- AVAILABLE RECORDS
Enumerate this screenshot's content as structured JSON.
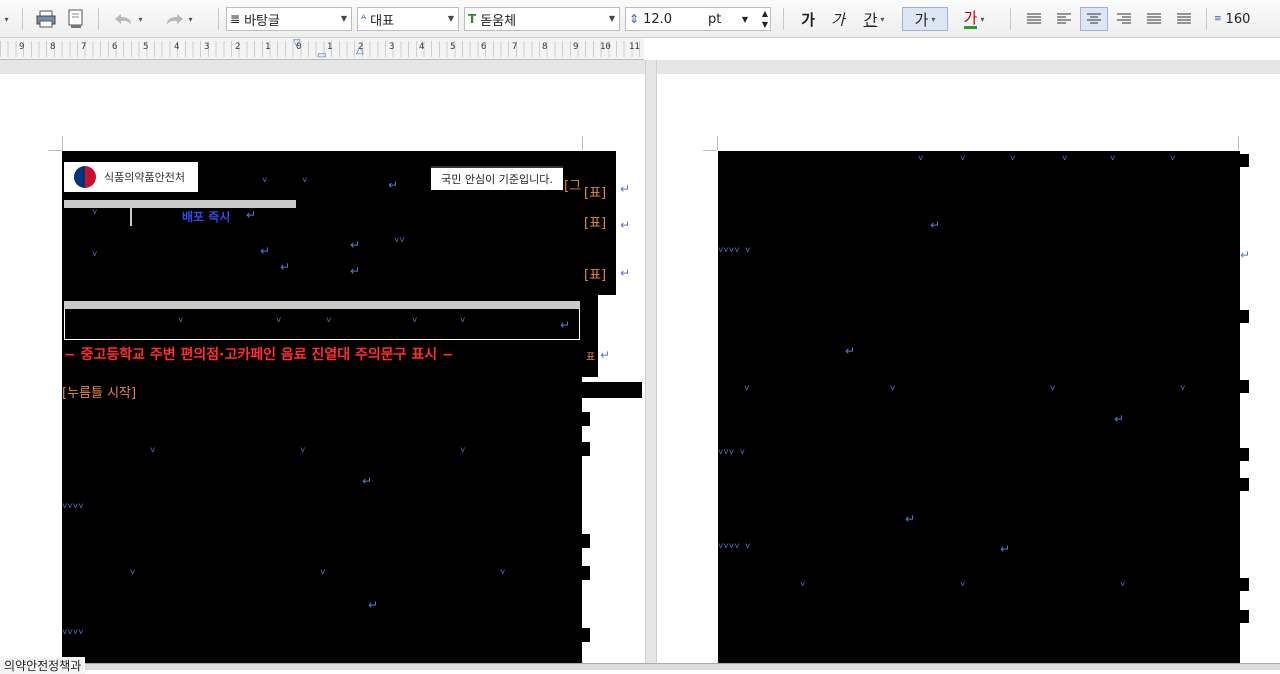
{
  "toolbar": {
    "style_combo": "바탕글",
    "lang_combo": "대표",
    "font_combo": "돋움체",
    "size_value": "12.0",
    "size_unit": "pt",
    "bold_glyph": "가",
    "italic_glyph": "가",
    "underline_glyph": "간",
    "strike_glyph": "가",
    "color_glyph": "가",
    "line_spacing_label": "160",
    "icons": [
      "printer-icon",
      "preview-icon",
      "undo-icon",
      "redo-icon",
      "style-icon",
      "font-lang-icon",
      "font-icon",
      "font-size-icon",
      "align-justify-icon",
      "align-left-icon",
      "align-center-icon",
      "align-right-icon",
      "distribute-icon",
      "divide-icon",
      "line-spacing-icon"
    ],
    "accent_color": "#3a6fb5"
  },
  "ruler": {
    "numbers": [
      "9",
      "8",
      "7",
      "6",
      "5",
      "4",
      "3",
      "2",
      "1",
      "0",
      "1",
      "2",
      "3",
      "4",
      "5",
      "6",
      "7",
      "8",
      "9",
      "10",
      "11"
    ]
  },
  "document": {
    "logo_text": "식품의약품안전처",
    "slogan_text": "국민 안심이 기준입니다.",
    "header_cell": "배포 즉시",
    "table_field_tags": [
      "[표]",
      "[표]",
      "[표]"
    ],
    "table_bracket": "[그",
    "red_title": "− 중고등학교 주변 편의점·고카페인 음료 진열대 주의문구 표시 −",
    "red_color": "#ff2d2d",
    "field_tag_color": "#e7893a",
    "field_start_label": "[누름틀 시작]",
    "right_mark": "표"
  },
  "status": {
    "tab_label": "의약안전정책과"
  }
}
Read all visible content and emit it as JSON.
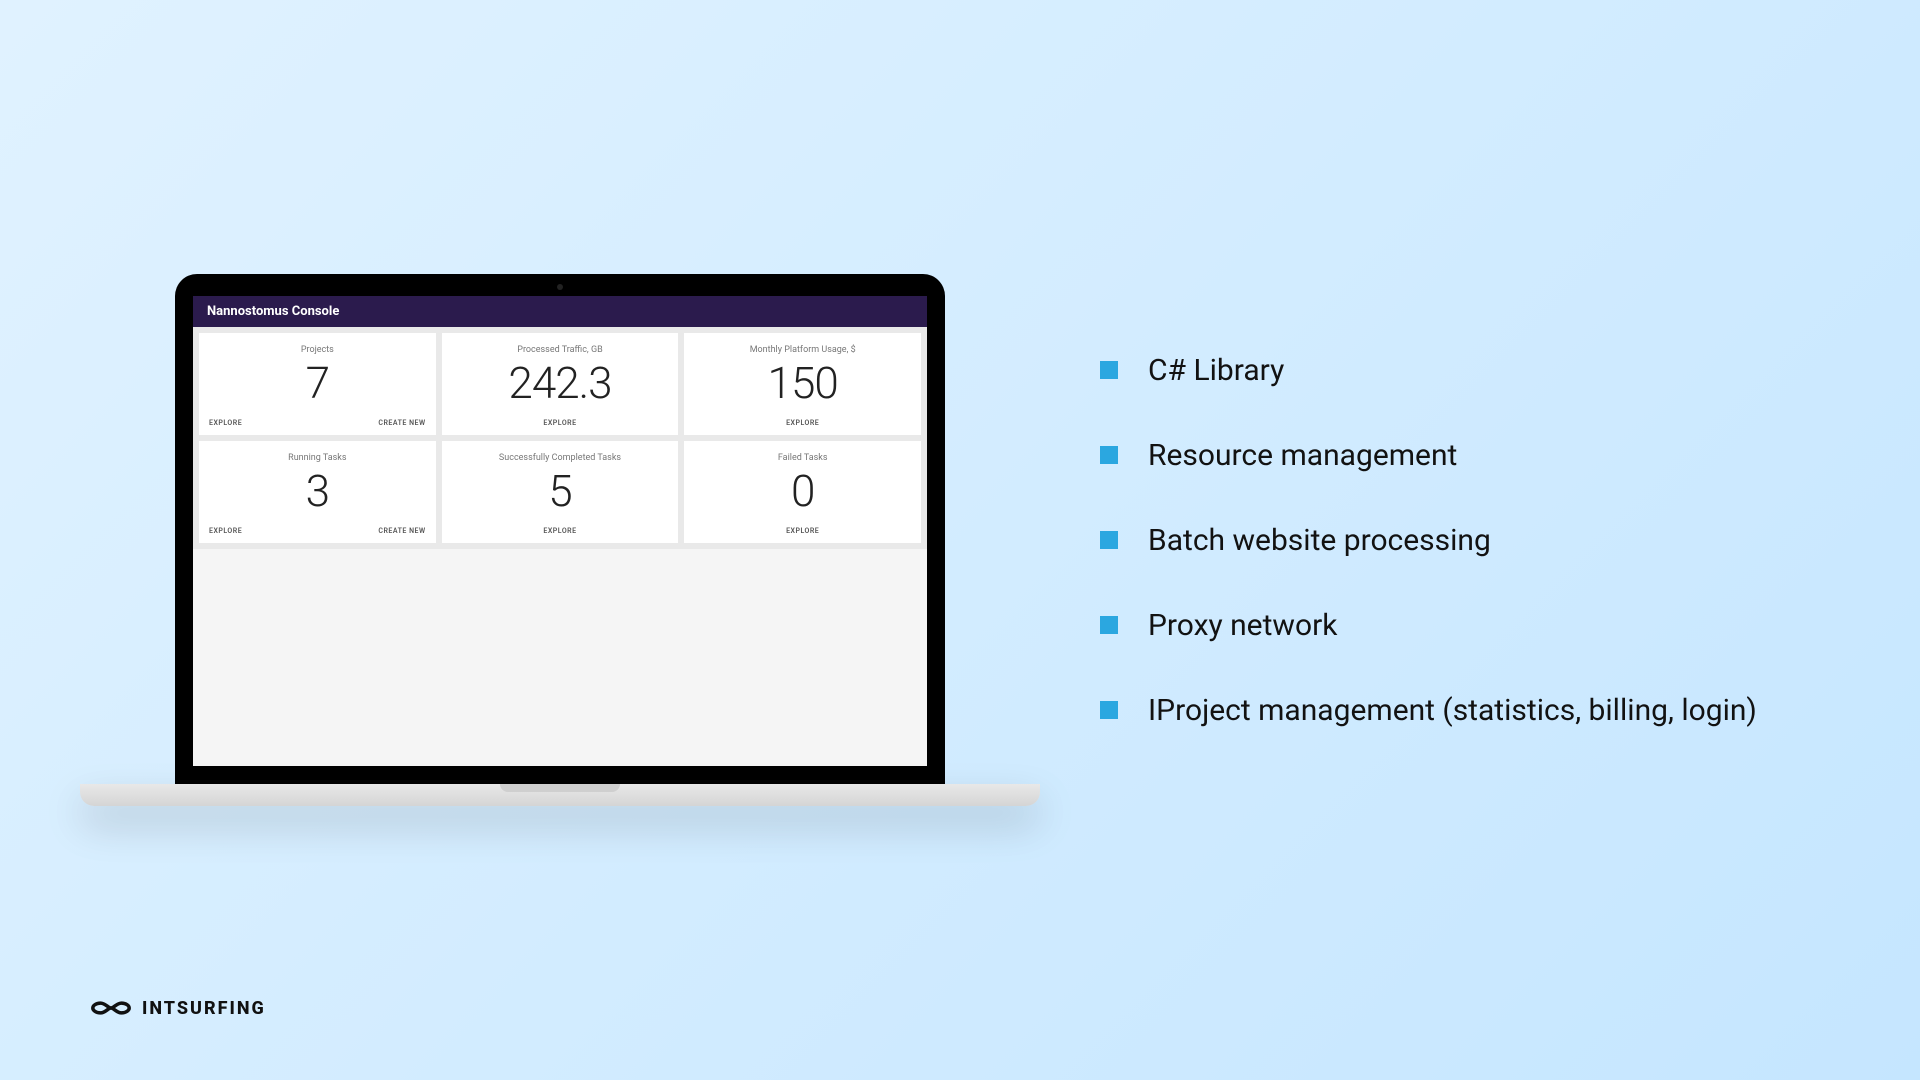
{
  "console": {
    "title": "Nannostomus Console",
    "cards": [
      {
        "label": "Projects",
        "value": "7",
        "explore": "EXPLORE",
        "create": "CREATE NEW"
      },
      {
        "label": "Processed Traffic, GB",
        "value": "242.3",
        "explore": "EXPLORE",
        "create": null
      },
      {
        "label": "Monthly Platform Usage, $",
        "value": "150",
        "explore": "EXPLORE",
        "create": null
      },
      {
        "label": "Running Tasks",
        "value": "3",
        "explore": "EXPLORE",
        "create": "CREATE NEW"
      },
      {
        "label": "Successfully Completed Tasks",
        "value": "5",
        "explore": "EXPLORE",
        "create": null
      },
      {
        "label": "Failed Tasks",
        "value": "0",
        "explore": "EXPLORE",
        "create": null
      }
    ]
  },
  "features": {
    "items": [
      "C# Library",
      "Resource management",
      "Batch website processing",
      "Proxy network",
      "IProject management (statistics, billing, login)"
    ]
  },
  "brand": {
    "name": "INTSURFING"
  },
  "colors": {
    "accent": "#2ba7e0",
    "headerBg": "#2b1b4d"
  }
}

- EXERCISE BRIEF
From the records given above, copy all lines containing "content".

- COMPLETE ANSWER
Enumerate this screenshot's content as structured JSON.
Read all visible content and emit it as JSON.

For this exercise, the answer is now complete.